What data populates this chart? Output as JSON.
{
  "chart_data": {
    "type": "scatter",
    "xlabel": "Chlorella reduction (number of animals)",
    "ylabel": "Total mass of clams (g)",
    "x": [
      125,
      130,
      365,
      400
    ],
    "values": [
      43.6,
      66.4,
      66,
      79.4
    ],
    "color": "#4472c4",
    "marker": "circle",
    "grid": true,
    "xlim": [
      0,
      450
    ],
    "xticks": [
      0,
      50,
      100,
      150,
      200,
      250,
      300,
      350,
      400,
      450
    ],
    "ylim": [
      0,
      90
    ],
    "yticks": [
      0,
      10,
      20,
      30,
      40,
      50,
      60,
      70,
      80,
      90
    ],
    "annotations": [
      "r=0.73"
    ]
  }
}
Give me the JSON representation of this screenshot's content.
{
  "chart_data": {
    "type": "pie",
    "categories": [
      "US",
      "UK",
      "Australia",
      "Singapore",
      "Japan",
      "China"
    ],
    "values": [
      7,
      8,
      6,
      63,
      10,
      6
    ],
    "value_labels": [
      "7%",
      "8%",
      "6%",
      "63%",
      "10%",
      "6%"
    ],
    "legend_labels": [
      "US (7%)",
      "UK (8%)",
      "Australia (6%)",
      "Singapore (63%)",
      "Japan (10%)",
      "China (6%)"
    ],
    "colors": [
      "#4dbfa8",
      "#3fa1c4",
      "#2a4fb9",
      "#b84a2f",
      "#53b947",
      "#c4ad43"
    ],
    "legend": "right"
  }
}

----------------------------------------

● **TASK OBJECTIVE**
Please set down all the data word for word.

● **TASK ANSWER**
What data populates this chart? Output as JSON.
{
  "chart_data": {
    "type": "scatter",
    "xlabel": "Chlorella reduction (number of animals)",
    "ylabel": "Total mass of clams (g)",
    "x": [
      125,
      130,
      365,
      400
    ],
    "values": [
      43.6,
      66.4,
      66,
      79.4
    ],
    "color": "#4472c4",
    "marker": "circle",
    "grid": true,
    "xlim": [
      0,
      450
    ],
    "xticks": [
      0,
      50,
      100,
      150,
      200,
      250,
      300,
      350,
      400,
      450
    ],
    "ylim": [
      0,
      90
    ],
    "yticks": [
      0,
      10,
      20,
      30,
      40,
      50,
      60,
      70,
      80,
      90
    ],
    "annotations": [
      "r=0.73"
    ]
  }
}
Give me the JSON representation of this screenshot's content.
{
  "chart_data": {
    "type": "pie",
    "categories": [
      "US",
      "UK",
      "Australia",
      "Singapore",
      "Japan",
      "China"
    ],
    "values": [
      7,
      8,
      6,
      63,
      10,
      6
    ],
    "value_labels": [
      "7%",
      "8%",
      "6%",
      "63%",
      "10%",
      "6%"
    ],
    "legend_labels": [
      "US (7%)",
      "UK (8%)",
      "Australia (6%)",
      "Singapore (63%)",
      "Japan (10%)",
      "China (6%)"
    ],
    "colors": [
      "#4dbfa8",
      "#3fa1c4",
      "#2a4fb9",
      "#b84a2f",
      "#53b947",
      "#c4ad43"
    ],
    "legend": "right"
  }
}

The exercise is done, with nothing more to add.